◆ **Task directions**
If a line in the records below contains "indexes", copy that line.

◆ **Record extracts**
+++

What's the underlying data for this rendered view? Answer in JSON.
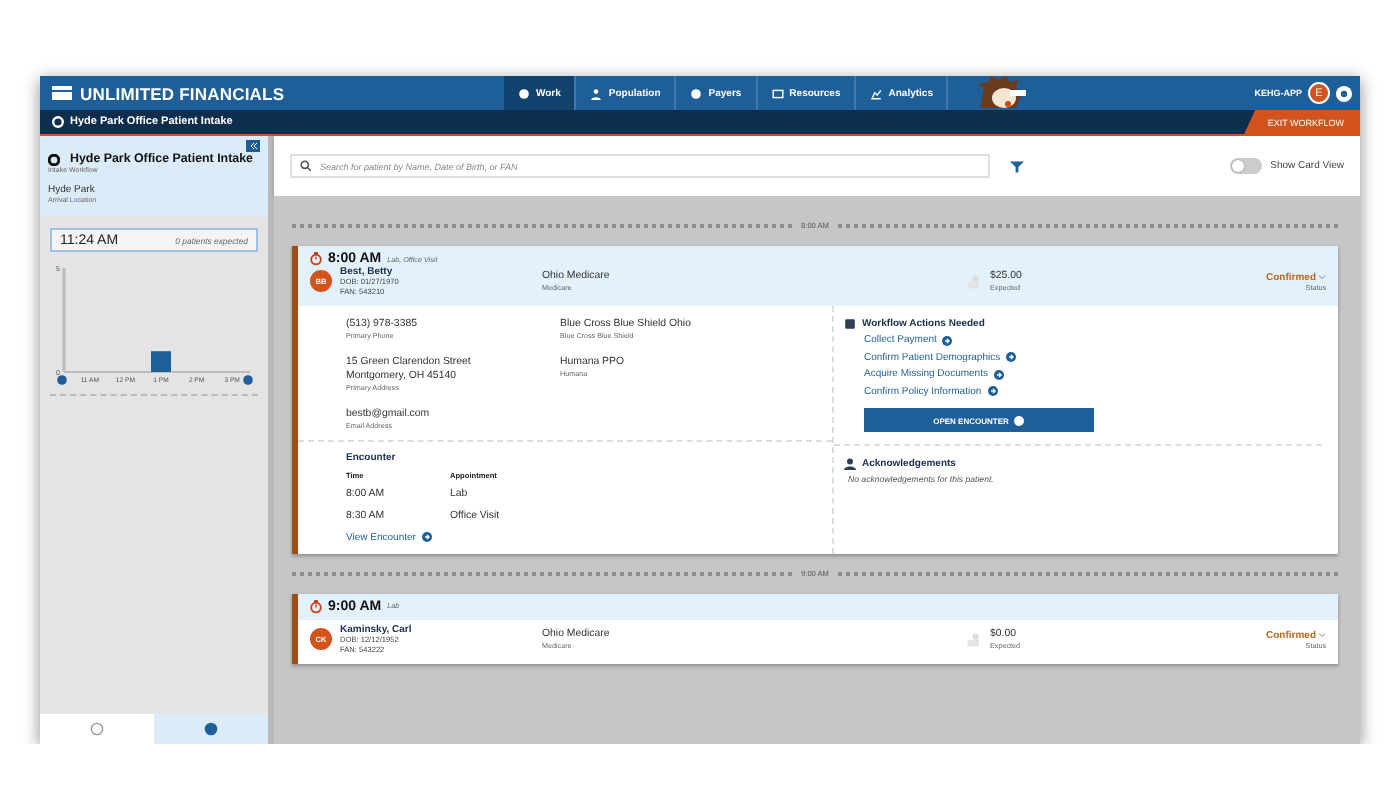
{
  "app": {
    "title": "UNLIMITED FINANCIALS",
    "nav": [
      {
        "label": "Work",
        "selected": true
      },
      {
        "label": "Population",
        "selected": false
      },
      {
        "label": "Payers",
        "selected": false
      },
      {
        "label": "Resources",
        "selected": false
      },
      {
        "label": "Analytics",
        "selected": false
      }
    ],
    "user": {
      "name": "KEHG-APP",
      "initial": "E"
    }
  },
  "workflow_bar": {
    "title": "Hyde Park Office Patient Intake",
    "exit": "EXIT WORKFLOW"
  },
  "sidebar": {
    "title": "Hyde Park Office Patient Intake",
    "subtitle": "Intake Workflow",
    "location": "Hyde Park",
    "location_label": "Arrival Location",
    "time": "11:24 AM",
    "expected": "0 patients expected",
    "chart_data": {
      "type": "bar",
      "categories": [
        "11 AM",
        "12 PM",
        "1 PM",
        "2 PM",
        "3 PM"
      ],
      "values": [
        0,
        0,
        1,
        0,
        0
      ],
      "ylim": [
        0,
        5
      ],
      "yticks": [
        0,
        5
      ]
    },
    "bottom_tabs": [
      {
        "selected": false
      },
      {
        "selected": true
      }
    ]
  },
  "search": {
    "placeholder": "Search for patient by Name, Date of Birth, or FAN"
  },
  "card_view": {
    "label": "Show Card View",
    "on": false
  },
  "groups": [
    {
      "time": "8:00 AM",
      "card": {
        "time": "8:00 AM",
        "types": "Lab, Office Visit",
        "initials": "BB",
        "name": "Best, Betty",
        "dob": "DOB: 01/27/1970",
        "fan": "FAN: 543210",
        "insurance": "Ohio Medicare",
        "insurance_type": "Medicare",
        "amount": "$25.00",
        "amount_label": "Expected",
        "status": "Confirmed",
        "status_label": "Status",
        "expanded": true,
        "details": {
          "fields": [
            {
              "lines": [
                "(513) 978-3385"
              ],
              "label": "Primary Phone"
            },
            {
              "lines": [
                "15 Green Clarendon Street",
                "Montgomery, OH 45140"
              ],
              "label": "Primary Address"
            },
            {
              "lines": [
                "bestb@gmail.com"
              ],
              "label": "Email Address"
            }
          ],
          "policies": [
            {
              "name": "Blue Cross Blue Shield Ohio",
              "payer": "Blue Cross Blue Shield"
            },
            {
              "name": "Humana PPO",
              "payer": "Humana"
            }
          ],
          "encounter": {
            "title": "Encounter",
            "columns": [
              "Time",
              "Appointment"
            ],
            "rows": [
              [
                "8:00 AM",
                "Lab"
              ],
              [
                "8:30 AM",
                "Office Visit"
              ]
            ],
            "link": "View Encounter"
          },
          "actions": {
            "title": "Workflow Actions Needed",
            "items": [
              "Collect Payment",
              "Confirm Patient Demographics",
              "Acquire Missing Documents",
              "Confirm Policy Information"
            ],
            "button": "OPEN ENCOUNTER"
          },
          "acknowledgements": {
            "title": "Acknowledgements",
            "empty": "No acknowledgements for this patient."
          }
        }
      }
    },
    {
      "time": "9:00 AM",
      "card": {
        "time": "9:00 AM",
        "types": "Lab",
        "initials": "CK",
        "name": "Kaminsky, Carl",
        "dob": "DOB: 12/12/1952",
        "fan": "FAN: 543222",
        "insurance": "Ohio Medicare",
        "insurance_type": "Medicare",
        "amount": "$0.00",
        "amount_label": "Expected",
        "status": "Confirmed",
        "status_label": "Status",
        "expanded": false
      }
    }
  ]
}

+++

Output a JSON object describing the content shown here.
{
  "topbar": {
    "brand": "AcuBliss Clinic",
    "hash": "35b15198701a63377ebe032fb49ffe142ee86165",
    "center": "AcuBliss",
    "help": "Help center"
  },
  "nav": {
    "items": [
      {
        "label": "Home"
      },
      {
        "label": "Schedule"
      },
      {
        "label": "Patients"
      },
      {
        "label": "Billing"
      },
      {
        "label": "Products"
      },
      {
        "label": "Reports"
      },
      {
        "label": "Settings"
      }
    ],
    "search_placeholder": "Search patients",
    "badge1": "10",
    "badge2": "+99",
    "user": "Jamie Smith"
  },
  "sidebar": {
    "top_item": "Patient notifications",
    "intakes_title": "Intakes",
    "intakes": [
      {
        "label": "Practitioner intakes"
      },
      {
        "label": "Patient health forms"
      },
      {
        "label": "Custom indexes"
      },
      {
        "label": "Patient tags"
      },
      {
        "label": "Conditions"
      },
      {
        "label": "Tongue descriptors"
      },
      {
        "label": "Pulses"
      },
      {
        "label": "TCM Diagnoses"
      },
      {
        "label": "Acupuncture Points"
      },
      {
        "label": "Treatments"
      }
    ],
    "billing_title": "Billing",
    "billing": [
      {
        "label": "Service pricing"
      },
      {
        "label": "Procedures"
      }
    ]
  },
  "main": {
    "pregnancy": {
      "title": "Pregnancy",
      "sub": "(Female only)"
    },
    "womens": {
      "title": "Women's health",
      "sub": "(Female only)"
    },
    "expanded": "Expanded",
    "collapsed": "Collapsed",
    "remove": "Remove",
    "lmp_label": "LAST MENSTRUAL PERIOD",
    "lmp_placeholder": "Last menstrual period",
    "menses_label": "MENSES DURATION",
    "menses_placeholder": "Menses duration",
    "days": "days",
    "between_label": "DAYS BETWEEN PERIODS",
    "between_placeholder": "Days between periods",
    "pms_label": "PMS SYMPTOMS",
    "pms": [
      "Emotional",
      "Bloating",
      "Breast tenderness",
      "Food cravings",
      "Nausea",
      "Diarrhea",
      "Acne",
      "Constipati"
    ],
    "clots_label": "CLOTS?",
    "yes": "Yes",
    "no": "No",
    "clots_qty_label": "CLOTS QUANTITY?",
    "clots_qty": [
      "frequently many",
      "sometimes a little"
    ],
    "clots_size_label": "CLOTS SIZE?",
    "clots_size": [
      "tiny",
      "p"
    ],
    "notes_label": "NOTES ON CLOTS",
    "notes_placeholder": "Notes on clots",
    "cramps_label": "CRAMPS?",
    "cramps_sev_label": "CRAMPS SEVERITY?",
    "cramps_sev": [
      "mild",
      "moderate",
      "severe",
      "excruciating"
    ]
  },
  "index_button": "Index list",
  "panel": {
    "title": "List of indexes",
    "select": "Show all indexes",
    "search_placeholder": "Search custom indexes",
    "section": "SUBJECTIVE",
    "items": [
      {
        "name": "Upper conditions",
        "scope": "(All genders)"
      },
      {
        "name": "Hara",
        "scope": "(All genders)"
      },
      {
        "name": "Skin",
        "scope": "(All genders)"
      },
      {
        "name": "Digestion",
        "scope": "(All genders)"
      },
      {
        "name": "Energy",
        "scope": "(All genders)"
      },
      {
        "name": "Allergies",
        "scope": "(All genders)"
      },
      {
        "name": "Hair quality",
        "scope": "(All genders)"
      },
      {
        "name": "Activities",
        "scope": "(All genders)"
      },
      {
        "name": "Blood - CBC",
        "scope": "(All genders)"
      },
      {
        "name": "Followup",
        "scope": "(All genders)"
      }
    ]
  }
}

+++

◆ **Solution to this exercise**
        "label": "Custom indexes"
    "title": "List of indexes",
    "select": "Show all indexes",
    "search_placeholder": "Search custom indexes",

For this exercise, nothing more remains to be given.